Directions: In the data below, which lines hold the word "construction"? Copy them.

(Page text entries)
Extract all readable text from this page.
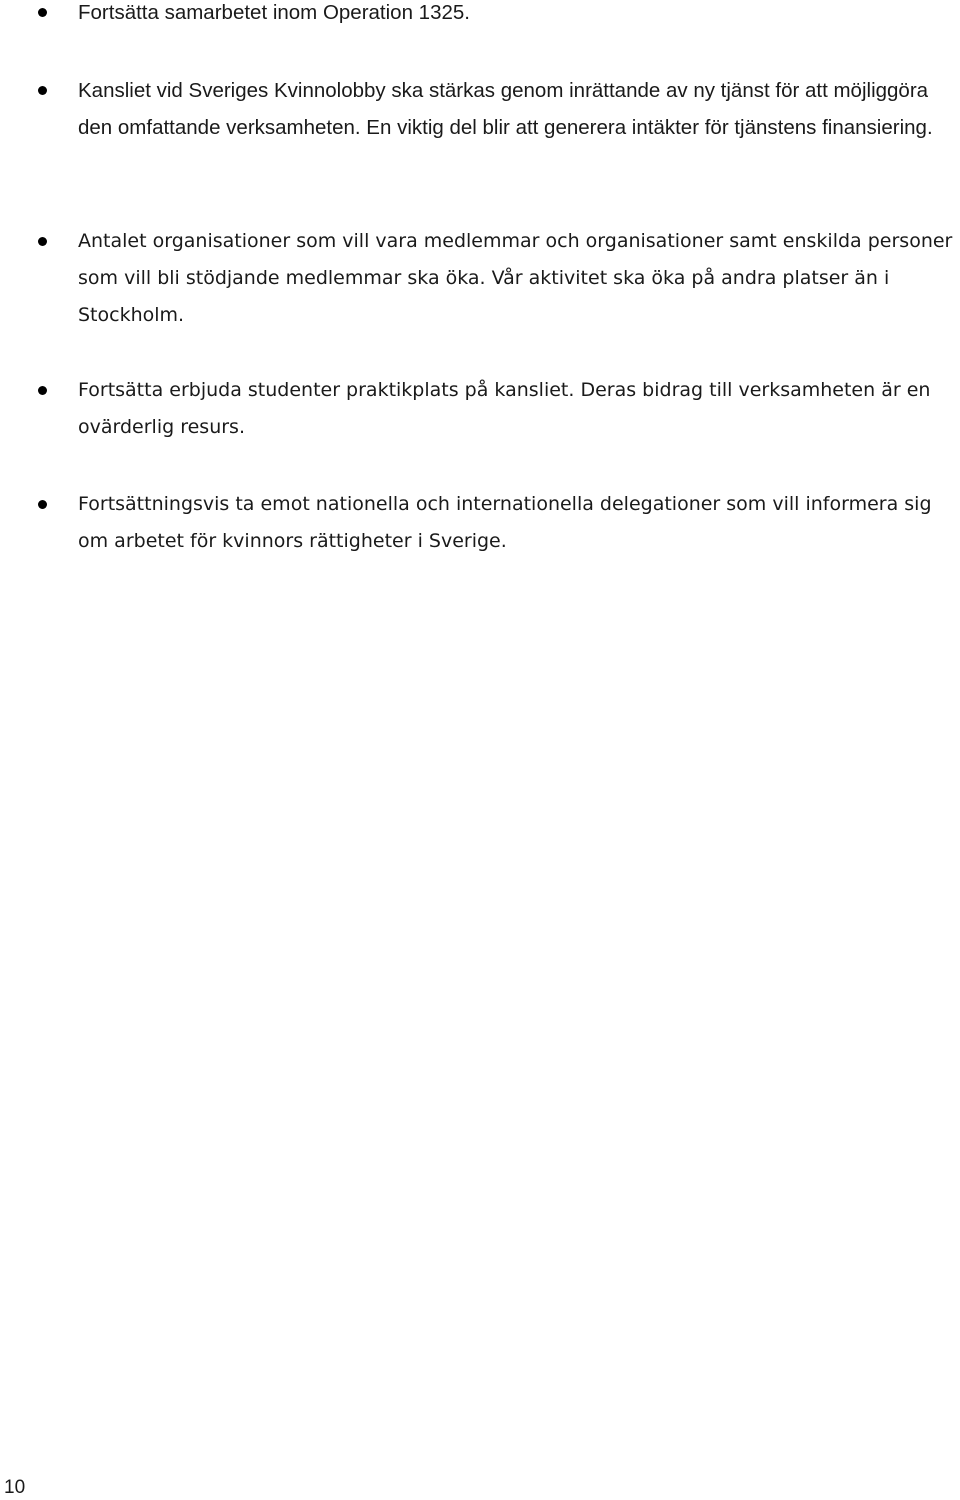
Fortsätta samarbetet inom Operation 1325.
Kansliet vid Sveriges Kvinnolobby ska stärkas genom inrättande av ny tjänst för att möjliggöra den omfattande verksamheten. En viktig del blir att generera intäkter för tjänstens finansiering.
Antalet organisationer som vill vara medlemmar och organisationer samt enskilda personer som vill bli stödjande medlemmar ska öka. Vår aktivitet ska öka på andra platser än i Stockholm.
Fortsätta erbjuda studenter praktikplats på kansliet. Deras bidrag till verksamheten är en ovärderlig resurs.
Fortsättningsvis ta emot nationella och internationella delegationer som vill informera sig om arbetet för kvinnors rättigheter i Sverige.
10
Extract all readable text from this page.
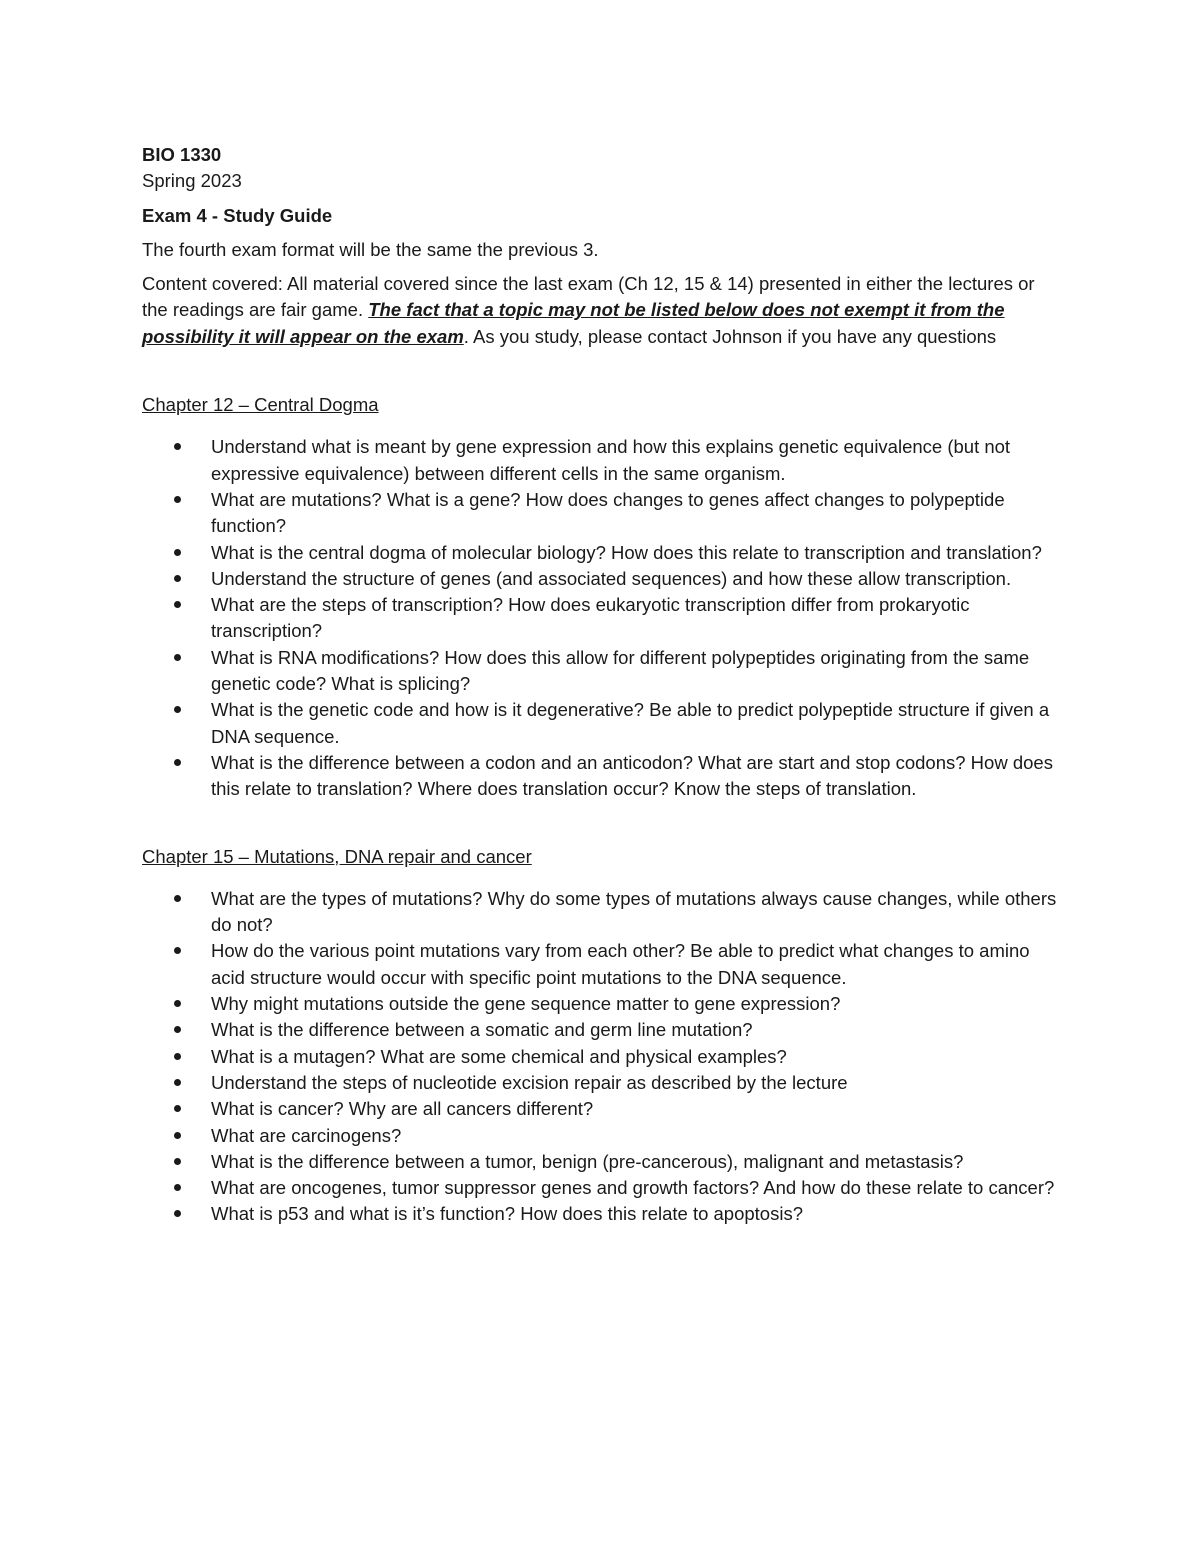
BIO 1330

Spring 2023

Exam 4 - Study Guide

The fourth exam format will be the same the previous 3.

Content covered: All material covered since the last exam (Ch 12, 15 & 14) presented in either the lectures or the readings are fair game. The fact that a topic may not be listed below does not exempt it from the possibility it will appear on the exam. As you study, please contact Johnson if you have any questions

Chapter 12 – Central Dogma

Understand what is meant by gene expression and how this explains genetic equivalence (but not expressive equivalence) between different cells in the same organism.
What are mutations? What is a gene? How does changes to genes affect changes to polypeptide function?
What is the central dogma of molecular biology? How does this relate to transcription and translation?
Understand the structure of genes (and associated sequences) and how these allow transcription.
What are the steps of transcription? How does eukaryotic transcription differ from prokaryotic transcription?
What is RNA modifications? How does this allow for different polypeptides originating from the same genetic code? What is splicing?
What is the genetic code and how is it degenerative? Be able to predict polypeptide structure if given a DNA sequence.
What is the difference between a codon and an anticodon? What are start and stop codons? How does this relate to translation? Where does translation occur? Know the steps of translation.

Chapter 15 – Mutations, DNA repair and cancer

What are the types of mutations? Why do some types of mutations always cause changes, while others do not?
How do the various point mutations vary from each other? Be able to predict what changes to amino acid structure would occur with specific point mutations to the DNA sequence.
Why might mutations outside the gene sequence matter to gene expression?
What is the difference between a somatic and germ line mutation?
What is a mutagen? What are some chemical and physical examples?
Understand the steps of nucleotide excision repair as described by the lecture
What is cancer? Why are all cancers different?
What are carcinogens?
What is the difference between a tumor, benign (pre-cancerous), malignant and metastasis?
What are oncogenes, tumor suppressor genes and growth factors? And how do these relate to cancer?
What is p53 and what is it’s function? How does this relate to apoptosis?
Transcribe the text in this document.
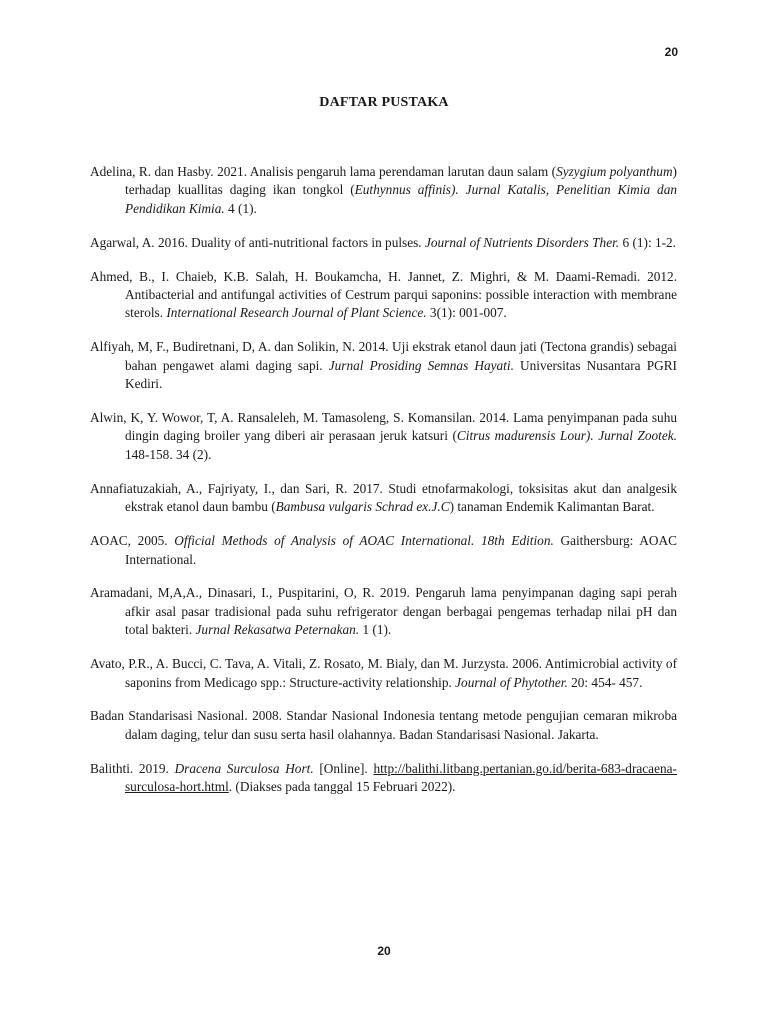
20
DAFTAR PUSTAKA

Adelina, R. dan Hasby. 2021. Analisis pengaruh lama perendaman larutan daun salam (Syzygium polyanthum) terhadap kuallitas daging ikan tongkol (Euthynnus affinis). Jurnal Katalis, Penelitian Kimia dan Pendidikan Kimia. 4 (1).

Agarwal, A. 2016. Duality of anti-nutritional factors in pulses. Journal of Nutrients Disorders Ther. 6 (1): 1-2.

Ahmed, B., I. Chaieb, K.B. Salah, H. Boukamcha, H. Jannet, Z. Mighri, & M. Daami-Remadi. 2012. Antibacterial and antifungal activities of Cestrum parqui saponins: possible interaction with membrane sterols. International Research Journal of Plant Science. 3(1): 001-007.

Alfiyah, M, F., Budiretnani, D, A. dan Solikin, N. 2014. Uji ekstrak etanol daun jati (Tectona grandis) sebagai bahan pengawet alami daging sapi. Jurnal Prosiding Semnas Hayati. Universitas Nusantara PGRI Kediri.

Alwin, K, Y. Wowor, T, A. Ransaleleh, M. Tamasoleng, S. Komansilan. 2014. Lama penyimpanan pada suhu dingin daging broiler yang diberi air perasaan jeruk katsuri (Citrus madurensis Lour). Jurnal Zootek. 148-158. 34 (2).

Annafiatuzakiah, A., Fajriyaty, I., dan Sari, R. 2017. Studi etnofarmakologi, toksisitas akut dan analgesik ekstrak etanol daun bambu (Bambusa vulgaris Schrad ex.J.C) tanaman Endemik Kalimantan Barat.

AOAC, 2005. Official Methods of Analysis of AOAC International. 18th Edition. Gaithersburg: AOAC International.

Aramadani, M,A,A., Dinasari, I., Puspitarini, O, R. 2019. Pengaruh lama penyimpanan daging sapi perah afkir asal pasar tradisional pada suhu refrigerator dengan berbagai pengemas terhadap nilai pH dan total bakteri. Jurnal Rekasatwa Peternakan. 1 (1).

Avato, P.R., A. Bucci, C. Tava, A. Vitali, Z. Rosato, M. Bialy, dan M. Jurzysta. 2006. Antimicrobial activity of saponins from Medicago spp.: Structure-activity relationship. Journal of Phytother. 20: 454- 457.

Badan Standarisasi Nasional. 2008. Standar Nasional Indonesia tentang metode pengujian cemaran mikroba dalam daging, telur dan susu serta hasil olahannya. Badan Standarisasi Nasional. Jakarta.

Balithti. 2019. Dracena Surculosa Hort. [Online]. http://balithi.litbang.pertanian.go.id/berita-683-dracaena-surculosa-hort.html. (Diakses pada tanggal 15 Februari 2022).

20
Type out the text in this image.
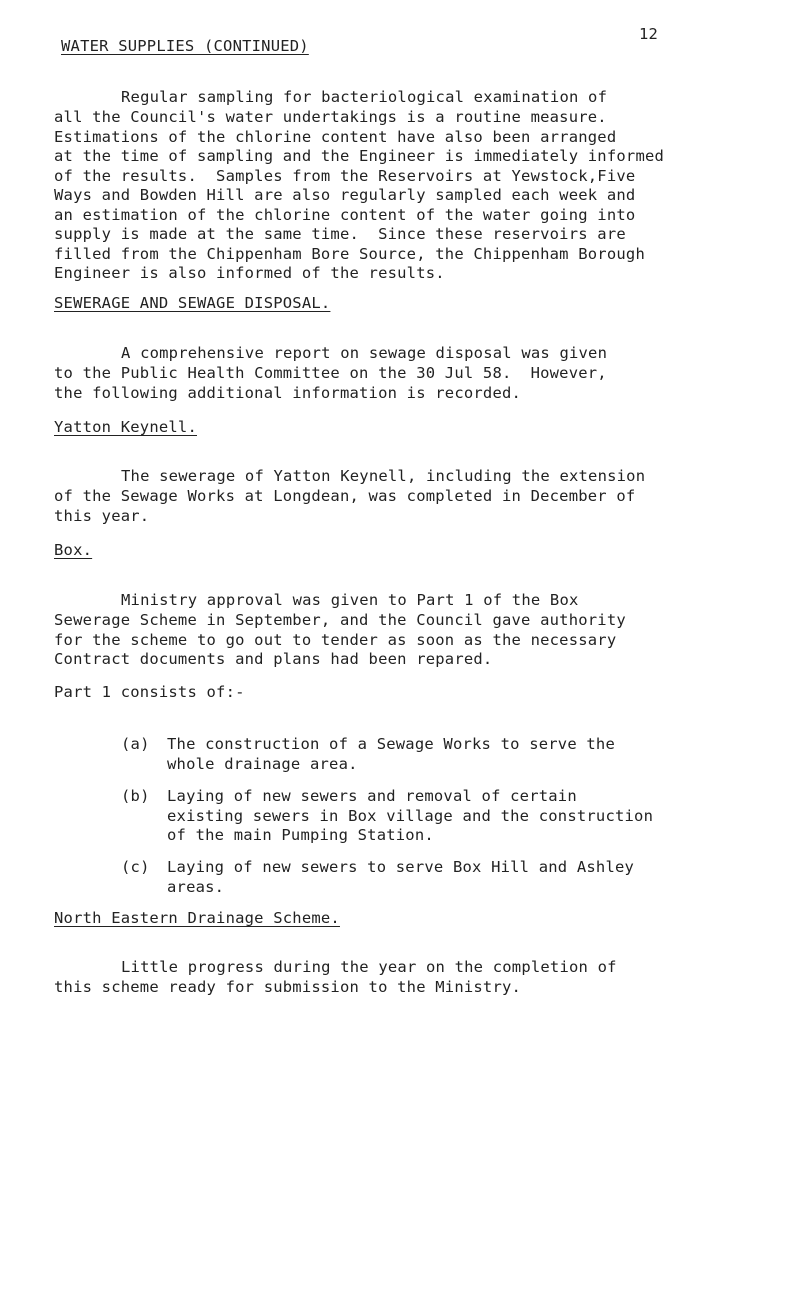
WATER SUPPLIES (CONTINUED)
12
Regular sampling for bacteriological examination of
all the Council's water undertakings is a routine measure.
Estimations of the chlorine content have also been arranged
at the time of sampling and the Engineer is immediately informed
of the results.  Samples from the Reservoirs at Yewstock,Five
Ways and Bowden Hill are also regularly sampled each week and
an estimation of the chlorine content of the water going into
supply is made at the same time.  Since these reservoirs are
filled from the Chippenham Bore Source, the Chippenham Borough
Engineer is also informed of the results.
SEWERAGE AND SEWAGE DISPOSAL.
A comprehensive report on sewage disposal was given
to the Public Health Committee on the 30 Jul 58.  However,
the following additional information is recorded.
Yatton Keynell.
The sewerage of Yatton Keynell, including the extension
of the Sewage Works at Longdean, was completed in December of
this year.
Box.
Ministry approval was given to Part 1 of the Box
Sewerage Scheme in September, and the Council gave authority
for the scheme to go out to tender as soon as the necessary
Contract documents and plans had been repared.
Part 1 consists of:-
(a) The construction of a Sewage Works to serve the
whole drainage area.
(b) Laying of new sewers and removal of certain
existing sewers in Box village and the construction
of the main Pumping Station.
(c) Laying of new sewers to serve Box Hill and Ashley
areas.
North Eastern Drainage Scheme.
Little progress during the year on the completion of
this scheme ready for submission to the Ministry.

Expected answer:
(a) The construction of a Sewage Works to serve the
existing sewers in Box village and the construction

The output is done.